■ Short exercise
Can you transcribe every line exactly and leave the pictures behind?
** BEGIN Entries provided **
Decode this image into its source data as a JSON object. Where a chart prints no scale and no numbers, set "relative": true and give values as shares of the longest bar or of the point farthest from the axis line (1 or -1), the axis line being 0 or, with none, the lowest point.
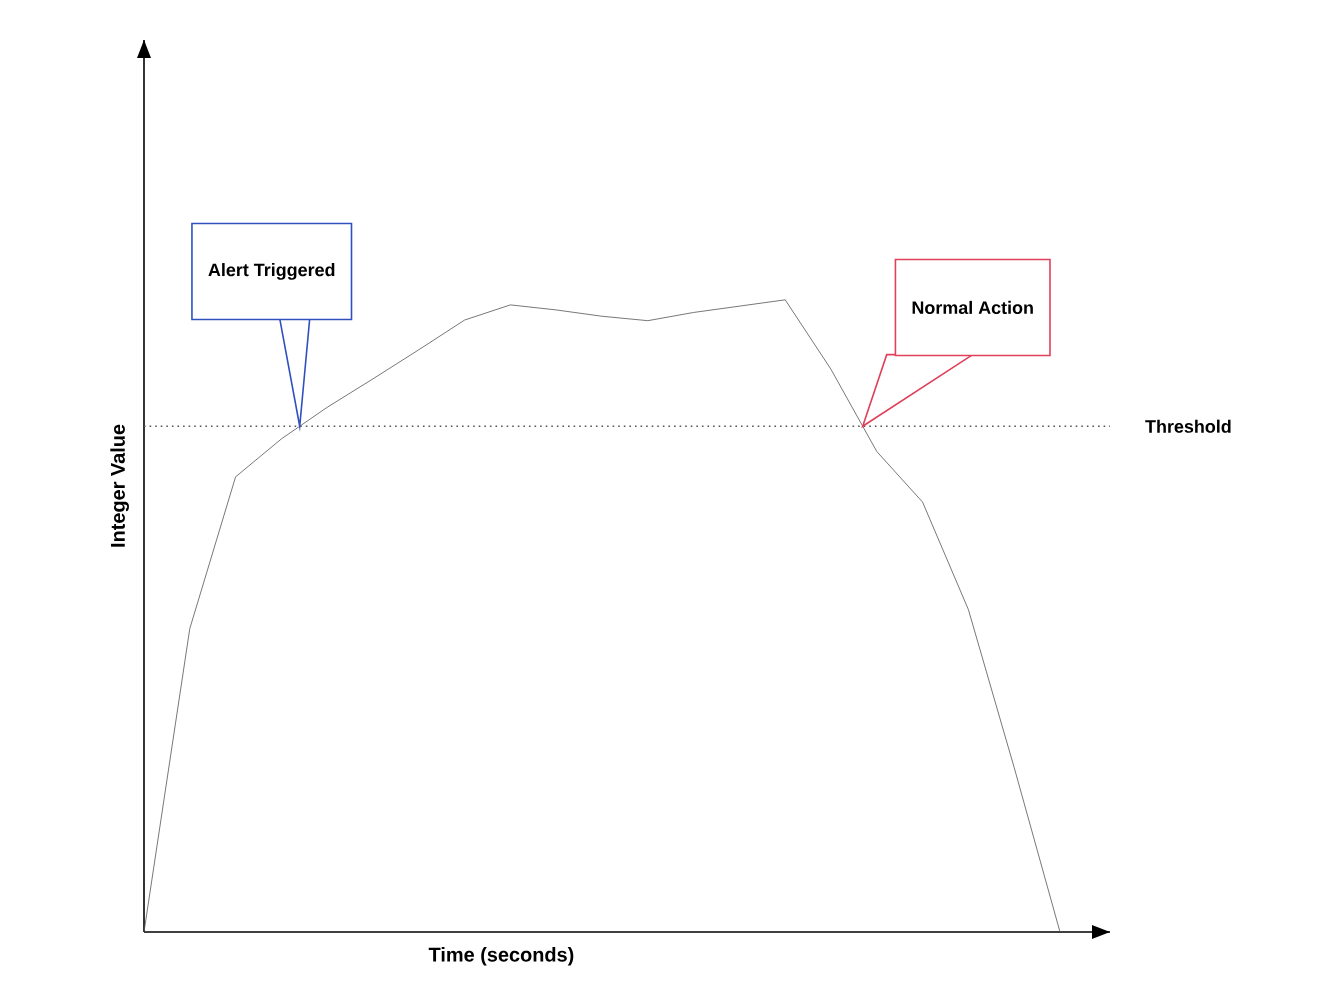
{
  "chart_data": {
    "type": "line",
    "relative": true,
    "xlabel": "Time (seconds)",
    "ylabel": "Integer Value",
    "categories": [
      null,
      null,
      null,
      null,
      null,
      null,
      null,
      null,
      null,
      null,
      null,
      null,
      null,
      null,
      null,
      null,
      null,
      null,
      null,
      null,
      null
    ],
    "series": [
      {
        "color": "#555555",
        "values": [
          0,
          0.48,
          0.72,
          0.78,
          0.83,
          0.875,
          0.921,
          0.968,
          0.992,
          0.984,
          0.974,
          0.967,
          0.98,
          0.99,
          1,
          0.89,
          0.76,
          0.68,
          0.51,
          0.26,
          0
        ]
      }
    ],
    "ref_lines": [
      {
        "axis": "y",
        "value": 0.8,
        "label": "Threshold",
        "line_style": "dotted",
        "color": "#555555"
      }
    ],
    "annotations": [
      "Alert Triggered",
      "Normal Action"
    ],
    "marker": "none",
    "line_style": "solid"
  }
}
** END Entries provided **
■ In response
Decode this image into its source data as a JSON object. Where a chart prints no scale and no numbers, set "relative": true and give values as shares of the longest bar or of the point farthest from the axis line (1 or -1), the axis line being 0 or, with none, the lowest point.
{
  "chart_data": {
    "type": "line",
    "relative": true,
    "xlabel": "Time (seconds)",
    "ylabel": "Integer Value",
    "categories": [
      null,
      null,
      null,
      null,
      null,
      null,
      null,
      null,
      null,
      null,
      null,
      null,
      null,
      null,
      null,
      null,
      null,
      null,
      null,
      null,
      null
    ],
    "series": [
      {
        "color": "#555555",
        "values": [
          0,
          0.48,
          0.72,
          0.78,
          0.83,
          0.875,
          0.921,
          0.968,
          0.992,
          0.984,
          0.974,
          0.967,
          0.98,
          0.99,
          1,
          0.89,
          0.76,
          0.68,
          0.51,
          0.26,
          0
        ]
      }
    ],
    "ref_lines": [
      {
        "axis": "y",
        "value": 0.8,
        "label": "Threshold",
        "line_style": "dotted",
        "color": "#555555"
      }
    ],
    "annotations": [
      "Alert Triggered",
      "Normal Action"
    ],
    "marker": "none",
    "line_style": "solid"
  }
}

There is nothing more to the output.